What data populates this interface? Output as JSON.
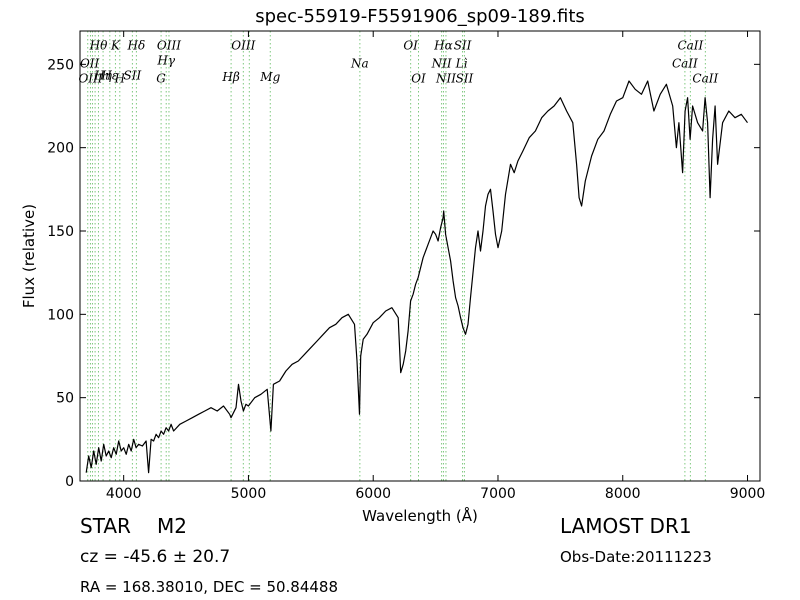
{
  "chart_data": {
    "type": "line",
    "title": "spec-55919-F5591906_sp09-189.fits",
    "xlabel": "Wavelength (Å)",
    "ylabel": "Flux (relative)",
    "xlim": [
      3650,
      9100
    ],
    "ylim": [
      0,
      270
    ],
    "xticks": [
      4000,
      5000,
      6000,
      7000,
      8000,
      9000
    ],
    "yticks": [
      0,
      50,
      100,
      150,
      200,
      250
    ],
    "grid": false,
    "series": [
      {
        "color": "#000000",
        "x": [
          3700,
          3720,
          3740,
          3760,
          3780,
          3800,
          3820,
          3840,
          3860,
          3880,
          3900,
          3920,
          3940,
          3960,
          3980,
          4000,
          4020,
          4040,
          4060,
          4080,
          4100,
          4120,
          4150,
          4180,
          4200,
          4220,
          4240,
          4260,
          4280,
          4300,
          4320,
          4340,
          4360,
          4380,
          4400,
          4450,
          4500,
          4550,
          4600,
          4650,
          4700,
          4750,
          4800,
          4850,
          4860,
          4900,
          4920,
          4940,
          4960,
          4980,
          5000,
          5050,
          5100,
          5150,
          5180,
          5200,
          5250,
          5300,
          5350,
          5400,
          5450,
          5500,
          5550,
          5600,
          5650,
          5700,
          5750,
          5800,
          5850,
          5870,
          5890,
          5900,
          5920,
          5950,
          6000,
          6050,
          6100,
          6150,
          6200,
          6220,
          6240,
          6260,
          6280,
          6300,
          6320,
          6340,
          6360,
          6380,
          6400,
          6420,
          6440,
          6460,
          6480,
          6500,
          6520,
          6540,
          6560,
          6565,
          6580,
          6600,
          6620,
          6640,
          6660,
          6680,
          6700,
          6720,
          6740,
          6760,
          6780,
          6800,
          6820,
          6840,
          6860,
          6880,
          6900,
          6920,
          6940,
          6960,
          6980,
          7000,
          7030,
          7060,
          7100,
          7130,
          7160,
          7200,
          7250,
          7300,
          7350,
          7400,
          7450,
          7500,
          7550,
          7600,
          7630,
          7650,
          7670,
          7700,
          7750,
          7800,
          7850,
          7900,
          7950,
          8000,
          8050,
          8100,
          8150,
          8200,
          8250,
          8300,
          8350,
          8400,
          8430,
          8450,
          8480,
          8500,
          8520,
          8540,
          8560,
          8600,
          8640,
          8660,
          8680,
          8700,
          8720,
          8740,
          8760,
          8800,
          8850,
          8900,
          8950,
          9000
        ],
        "y": [
          5,
          15,
          8,
          18,
          10,
          20,
          12,
          22,
          15,
          18,
          14,
          20,
          16,
          24,
          18,
          20,
          16,
          22,
          18,
          25,
          20,
          22,
          21,
          24,
          5,
          25,
          24,
          28,
          26,
          30,
          28,
          32,
          30,
          34,
          30,
          34,
          36,
          38,
          40,
          42,
          44,
          42,
          45,
          40,
          38,
          44,
          58,
          48,
          42,
          46,
          45,
          50,
          52,
          55,
          30,
          58,
          60,
          66,
          70,
          72,
          76,
          80,
          84,
          88,
          92,
          94,
          98,
          100,
          94,
          72,
          40,
          75,
          85,
          88,
          95,
          98,
          102,
          104,
          98,
          65,
          70,
          78,
          90,
          108,
          112,
          118,
          122,
          128,
          134,
          138,
          142,
          146,
          150,
          148,
          144,
          152,
          158,
          162,
          148,
          140,
          132,
          120,
          110,
          105,
          98,
          92,
          88,
          94,
          110,
          125,
          140,
          150,
          138,
          150,
          165,
          172,
          175,
          162,
          148,
          140,
          150,
          172,
          190,
          185,
          192,
          198,
          206,
          210,
          218,
          222,
          225,
          230,
          222,
          215,
          190,
          170,
          165,
          180,
          195,
          205,
          210,
          220,
          228,
          230,
          240,
          235,
          232,
          240,
          222,
          232,
          238,
          225,
          200,
          215,
          185,
          222,
          230,
          205,
          225,
          215,
          210,
          230,
          215,
          170,
          205,
          225,
          190,
          215,
          222,
          218,
          220,
          215
        ]
      }
    ],
    "lines": {
      "color": "#7fc87f",
      "positions": [
        3712,
        3734,
        3750,
        3771,
        3798,
        3835,
        3889,
        3934,
        3969,
        4070,
        4102,
        4300,
        4341,
        4363,
        4861,
        4959,
        5007,
        5175,
        5893,
        6300,
        6363,
        6548,
        6563,
        6583,
        6716,
        6731,
        8498,
        8542,
        8662
      ],
      "labels": [
        {
          "text": "Hθ",
          "x": 3798,
          "y": 259
        },
        {
          "text": "K",
          "x": 3934,
          "y": 259
        },
        {
          "text": "Hδ",
          "x": 4102,
          "y": 259
        },
        {
          "text": "OIII",
          "x": 4363,
          "y": 259
        },
        {
          "text": "OIII",
          "x": 4959,
          "y": 259
        },
        {
          "text": "OI",
          "x": 6300,
          "y": 259
        },
        {
          "text": "Hα",
          "x": 6563,
          "y": 259
        },
        {
          "text": "SII",
          "x": 6716,
          "y": 259
        },
        {
          "text": "CaII",
          "x": 8542,
          "y": 259
        },
        {
          "text": "OII",
          "x": 3727,
          "y": 248
        },
        {
          "text": "Hγ",
          "x": 4341,
          "y": 250
        },
        {
          "text": "Na",
          "x": 5893,
          "y": 248
        },
        {
          "text": "NII",
          "x": 6548,
          "y": 248
        },
        {
          "text": "Lì",
          "x": 6708,
          "y": 248
        },
        {
          "text": "CaII",
          "x": 8498,
          "y": 248
        },
        {
          "text": "Hη",
          "x": 3835,
          "y": 241
        },
        {
          "text": "Hε",
          "x": 3889,
          "y": 241
        },
        {
          "text": "SII",
          "x": 4070,
          "y": 241
        },
        {
          "text": "OIII",
          "x": 3734,
          "y": 239
        },
        {
          "text": "H",
          "x": 3969,
          "y": 239
        },
        {
          "text": "G",
          "x": 4300,
          "y": 239
        },
        {
          "text": "Hβ",
          "x": 4861,
          "y": 240
        },
        {
          "text": "Mg",
          "x": 5175,
          "y": 240
        },
        {
          "text": "OI",
          "x": 6363,
          "y": 239
        },
        {
          "text": "NII",
          "x": 6583,
          "y": 239
        },
        {
          "text": "SII",
          "x": 6731,
          "y": 239
        },
        {
          "text": "CaII",
          "x": 8662,
          "y": 239
        }
      ]
    }
  },
  "info": {
    "object_class": "STAR",
    "subclass": "M2",
    "redshift": "cz = -45.6 ± 20.7",
    "coords": "RA = 168.38010, DEC = 50.84488",
    "survey": "LAMOST DR1",
    "obs_date": "Obs-Date:20111223"
  }
}
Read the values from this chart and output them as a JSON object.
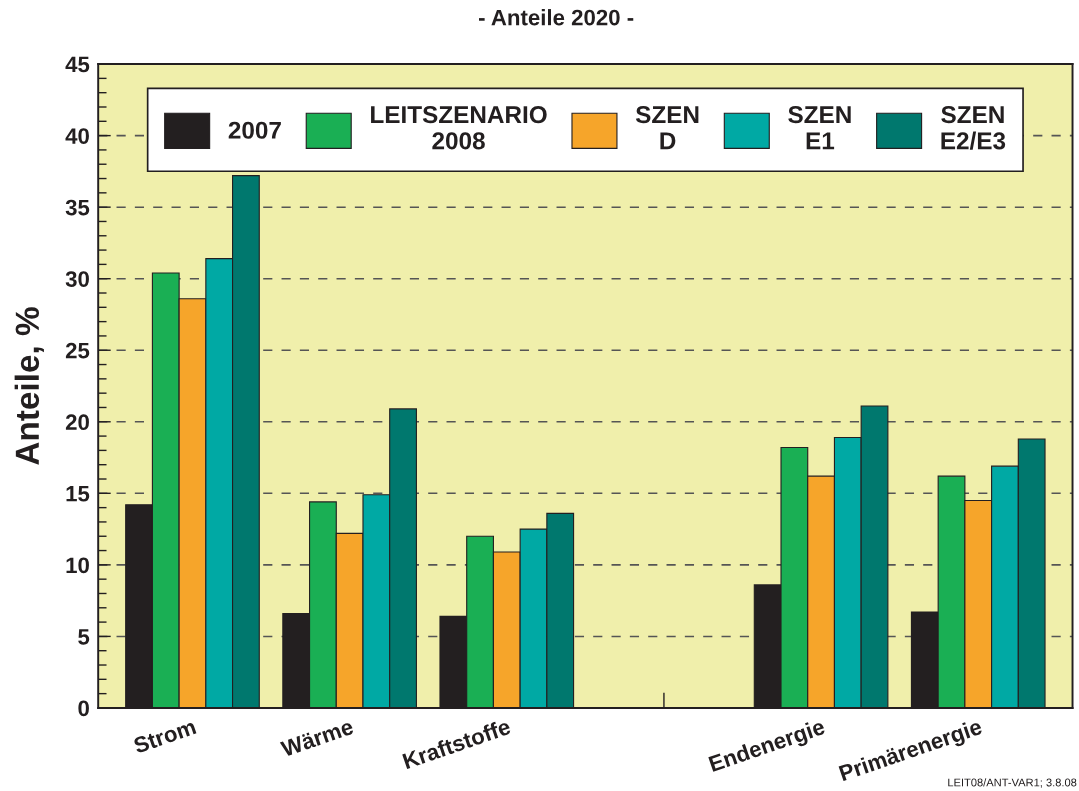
{
  "chart_data": {
    "type": "bar",
    "title": "- Anteile 2020 -",
    "ylabel": "Anteile, %",
    "categories": [
      "Strom",
      "Wärme",
      "Kraftstoffe",
      null,
      "Endenergie",
      "Primärenergie"
    ],
    "series": [
      {
        "name": "2007",
        "color": "#231f20",
        "values": [
          14.2,
          6.6,
          6.4,
          null,
          8.6,
          6.7
        ]
      },
      {
        "name": "LEITSZENARIO\n2008",
        "color": "#1aaf54",
        "values": [
          30.4,
          14.4,
          12.0,
          null,
          18.2,
          16.2
        ]
      },
      {
        "name": "SZEN\nD",
        "color": "#f6a52a",
        "values": [
          28.6,
          12.2,
          10.9,
          null,
          16.2,
          14.5
        ]
      },
      {
        "name": "SZEN\nE1",
        "color": "#00a9a4",
        "values": [
          31.4,
          14.9,
          12.5,
          null,
          18.9,
          16.9
        ]
      },
      {
        "name": "SZEN\nE2/E3",
        "color": "#00786e",
        "values": [
          37.2,
          20.9,
          13.6,
          null,
          21.1,
          18.8
        ]
      }
    ],
    "ylim": [
      0,
      45
    ],
    "yticks": [
      0,
      5,
      10,
      15,
      20,
      25,
      30,
      35,
      40,
      45
    ],
    "grid": "y",
    "legend": "top",
    "annotations": [
      "LEIT08/ANT-VAR1; 3.8.08"
    ]
  }
}
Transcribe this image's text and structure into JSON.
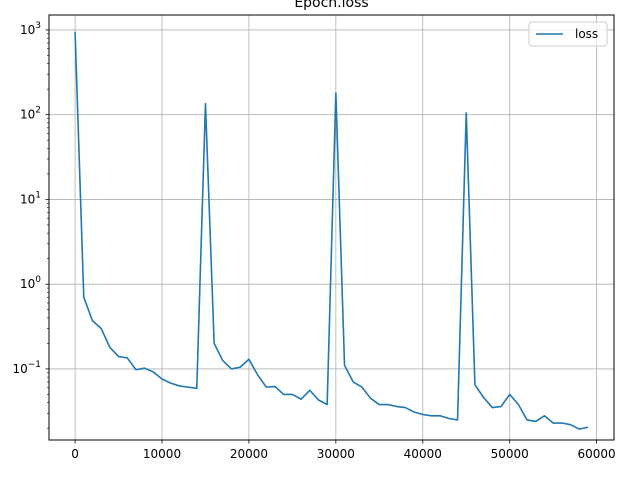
{
  "chart_data": {
    "type": "line",
    "title": "Epoch.loss",
    "xlabel": "",
    "ylabel": "",
    "xlim": [
      -3000,
      62000
    ],
    "ylim": [
      0.0145,
      1500
    ],
    "yscale": "log",
    "grid": true,
    "legend_position": "top-right",
    "colors": {
      "series": "#1f77b4",
      "grid": "#b0b0b0"
    },
    "x_ticks": [
      0,
      10000,
      20000,
      30000,
      40000,
      50000,
      60000
    ],
    "y_ticks": [
      {
        "value": 0.1,
        "base": "10",
        "exp": "−1"
      },
      {
        "value": 1,
        "base": "10",
        "exp": "0"
      },
      {
        "value": 10,
        "base": "10",
        "exp": "1"
      },
      {
        "value": 100,
        "base": "10",
        "exp": "2"
      },
      {
        "value": 1000,
        "base": "10",
        "exp": "3"
      }
    ],
    "series": [
      {
        "name": "loss",
        "x": [
          0,
          1000,
          2000,
          3000,
          4000,
          5000,
          6000,
          7000,
          8000,
          9000,
          10000,
          11000,
          12000,
          13000,
          14000,
          15000,
          16000,
          17000,
          18000,
          19000,
          20000,
          21000,
          22000,
          23000,
          24000,
          25000,
          26000,
          27000,
          28000,
          29000,
          30000,
          31000,
          32000,
          33000,
          34000,
          35000,
          36000,
          37000,
          38000,
          39000,
          40000,
          41000,
          42000,
          43000,
          44000,
          45000,
          46000,
          47000,
          48000,
          49000,
          50000,
          51000,
          52000,
          53000,
          54000,
          55000,
          56000,
          57000,
          58000,
          59000
        ],
        "values": [
          950,
          0.7,
          0.37,
          0.3,
          0.18,
          0.14,
          0.135,
          0.098,
          0.102,
          0.092,
          0.076,
          0.068,
          0.063,
          0.061,
          0.059,
          135,
          0.2,
          0.125,
          0.1,
          0.105,
          0.13,
          0.085,
          0.061,
          0.062,
          0.05,
          0.05,
          0.044,
          0.056,
          0.043,
          0.038,
          180,
          0.11,
          0.07,
          0.061,
          0.045,
          0.038,
          0.038,
          0.036,
          0.035,
          0.031,
          0.029,
          0.028,
          0.028,
          0.026,
          0.025,
          105,
          0.065,
          0.046,
          0.035,
          0.036,
          0.05,
          0.038,
          0.025,
          0.024,
          0.028,
          0.023,
          0.023,
          0.022,
          0.0195,
          0.0205
        ]
      }
    ]
  }
}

---

Given problem.
The records are above. How many lines in them contain the word "title"? Give the number alone.

Worked answer.
3